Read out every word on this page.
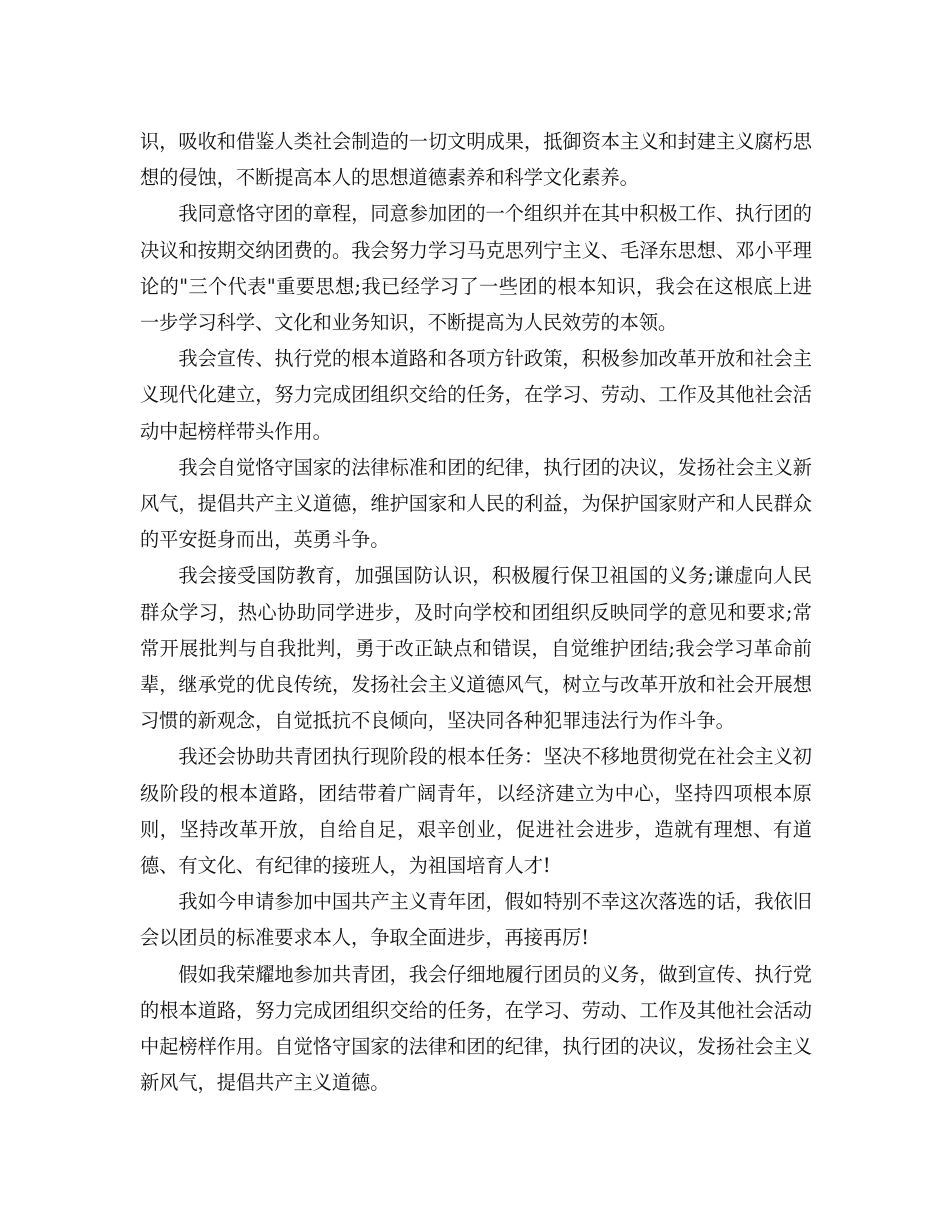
识，吸收和借鉴人类社会制造的一切文明成果，抵御资本主义和封建主义腐朽思想的侵蚀，不断提高本人的思想道德素养和科学文化素养。

我同意恪守团的章程，同意参加团的一个组织并在其中积极工作、执行团的决议和按期交纳团费的。我会努力学习马克思列宁主义、毛泽东思想、邓小平理论的"三个代表"重要思想;我已经学习了一些团的根本知识，我会在这根底上进一步学习科学、文化和业务知识，不断提高为人民效劳的本领。

我会宣传、执行党的根本道路和各项方针政策，积极参加改革开放和社会主义现代化建立，努力完成团组织交给的任务，在学习、劳动、工作及其他社会活动中起榜样带头作用。

我会自觉恪守国家的法律标准和团的纪律，执行团的决议，发扬社会主义新风气，提倡共产主义道德，维护国家和人民的利益，为保护国家财产和人民群众的平安挺身而出，英勇斗争。

我会接受国防教育，加强国防认识，积极履行保卫祖国的义务;谦虚向人民群众学习，热心协助同学进步，及时向学校和团组织反映同学的意见和要求;常常开展批判与自我批判，勇于改正缺点和错误，自觉维护团结;我会学习革命前辈，继承党的优良传统，发扬社会主义道德风气，树立与改革开放和社会开展想习惯的新观念，自觉抵抗不良倾向，坚决同各种犯罪违法行为作斗争。

我还会协助共青团执行现阶段的根本任务：坚决不移地贯彻党在社会主义初级阶段的根本道路，团结带着广阔青年，以经济建立为中心，坚持四项根本原则，坚持改革开放，自给自足，艰辛创业，促进社会进步，造就有理想、有道德、有文化、有纪律的接班人，为祖国培育人才!

我如今申请参加中国共产主义青年团，假如特别不幸这次落选的话，我依旧会以团员的标准要求本人，争取全面进步，再接再厉!

假如我荣耀地参加共青团，我会仔细地履行团员的义务，做到宣传、执行党的根本道路，努力完成团组织交给的任务，在学习、劳动、工作及其他社会活动中起榜样作用。自觉恪守国家的法律和团的纪律，执行团的决议，发扬社会主义新风气，提倡共产主义道德。
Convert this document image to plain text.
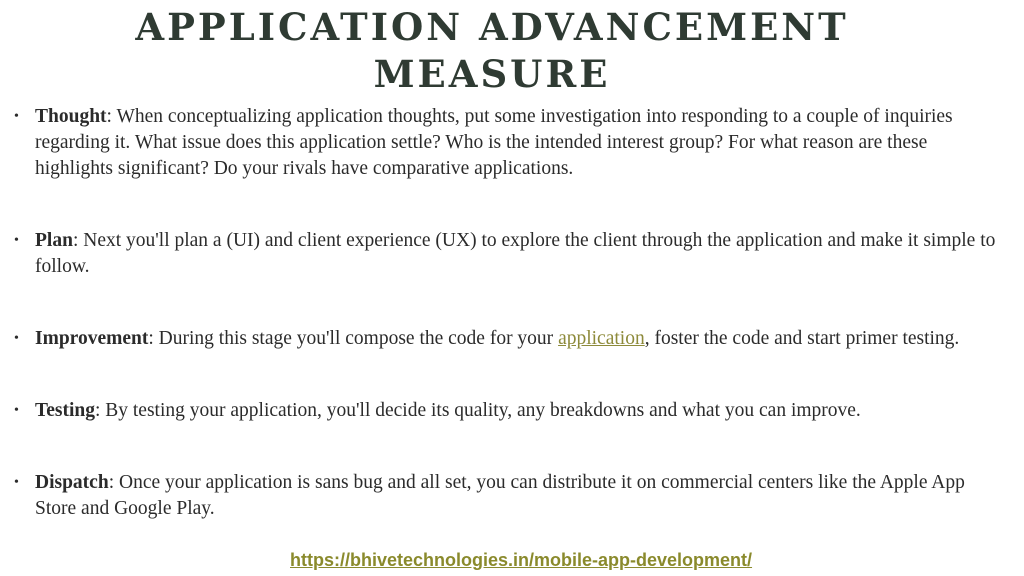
APPLICATION ADVANCEMENT
MEASURE
• Thought: When conceptualizing application thoughts, put some investigation into responding to a couple of inquiries regarding it. What issue does this application settle? Who is the intended interest group? For what reason are these highlights significant? Do your rivals have comparative applications.
• Plan: Next you'll plan a (UI) and client experience (UX) to explore the client through the application and make it simple to follow.
• Improvement: During this stage you'll compose the code for your application, foster the code and start primer testing.
• Testing: By testing your application, you'll decide its quality, any breakdowns and what you can improve.
• Dispatch: Once your application is sans bug and all set, you can distribute it on commercial centers like the Apple App Store and Google Play.
https://bhivetechnologies.in/mobile-app-development/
- - -
Reproduce each entry verbatim, excluding any embedded images.

Read out every word on this page.
识，吸收和借鉴人类社会制造的一切文明成果，抵御资本主义和封建主义腐朽思想的侵蚀，不断提高本人的思想道德素养和科学文化素养。

我同意恪守团的章程，同意参加团的一个组织并在其中积极工作、执行团的决议和按期交纳团费的。我会努力学习马克思列宁主义、毛泽东思想、邓小平理论的"三个代表"重要思想;我已经学习了一些团的根本知识，我会在这根底上进一步学习科学、文化和业务知识，不断提高为人民效劳的本领。

我会宣传、执行党的根本道路和各项方针政策，积极参加改革开放和社会主义现代化建立，努力完成团组织交给的任务，在学习、劳动、工作及其他社会活动中起榜样带头作用。

我会自觉恪守国家的法律标准和团的纪律，执行团的决议，发扬社会主义新风气，提倡共产主义道德，维护国家和人民的利益，为保护国家财产和人民群众的平安挺身而出，英勇斗争。

我会接受国防教育，加强国防认识，积极履行保卫祖国的义务;谦虚向人民群众学习，热心协助同学进步，及时向学校和团组织反映同学的意见和要求;常常开展批判与自我批判，勇于改正缺点和错误，自觉维护团结;我会学习革命前辈，继承党的优良传统，发扬社会主义道德风气，树立与改革开放和社会开展想习惯的新观念，自觉抵抗不良倾向，坚决同各种犯罪违法行为作斗争。

我还会协助共青团执行现阶段的根本任务：坚决不移地贯彻党在社会主义初级阶段的根本道路，团结带着广阔青年，以经济建立为中心，坚持四项根本原则，坚持改革开放，自给自足，艰辛创业，促进社会进步，造就有理想、有道德、有文化、有纪律的接班人，为祖国培育人才!

我如今申请参加中国共产主义青年团，假如特别不幸这次落选的话，我依旧会以团员的标准要求本人，争取全面进步，再接再厉!

假如我荣耀地参加共青团，我会仔细地履行团员的义务，做到宣传、执行党的根本道路，努力完成团组织交给的任务，在学习、劳动、工作及其他社会活动中起榜样作用。自觉恪守国家的法律和团的纪律，执行团的决议，发扬社会主义新风气，提倡共产主义道德。
Convert this document image to plain text.
APPLICATION ADVANCEMENT
MEASURE
• Thought: When conceptualizing application thoughts, put some investigation into responding to a couple of inquiries regarding it. What issue does this application settle? Who is the intended interest group? For what reason are these highlights significant? Do your rivals have comparative applications.
• Plan: Next you'll plan a (UI) and client experience (UX) to explore the client through the application and make it simple to follow.
• Improvement: During this stage you'll compose the code for your application, foster the code and start primer testing.
• Testing: By testing your application, you'll decide its quality, any breakdowns and what you can improve.
• Dispatch: Once your application is sans bug and all set, you can distribute it on commercial centers like the Apple App Store and Google Play.
https://bhivetechnologies.in/mobile-app-development/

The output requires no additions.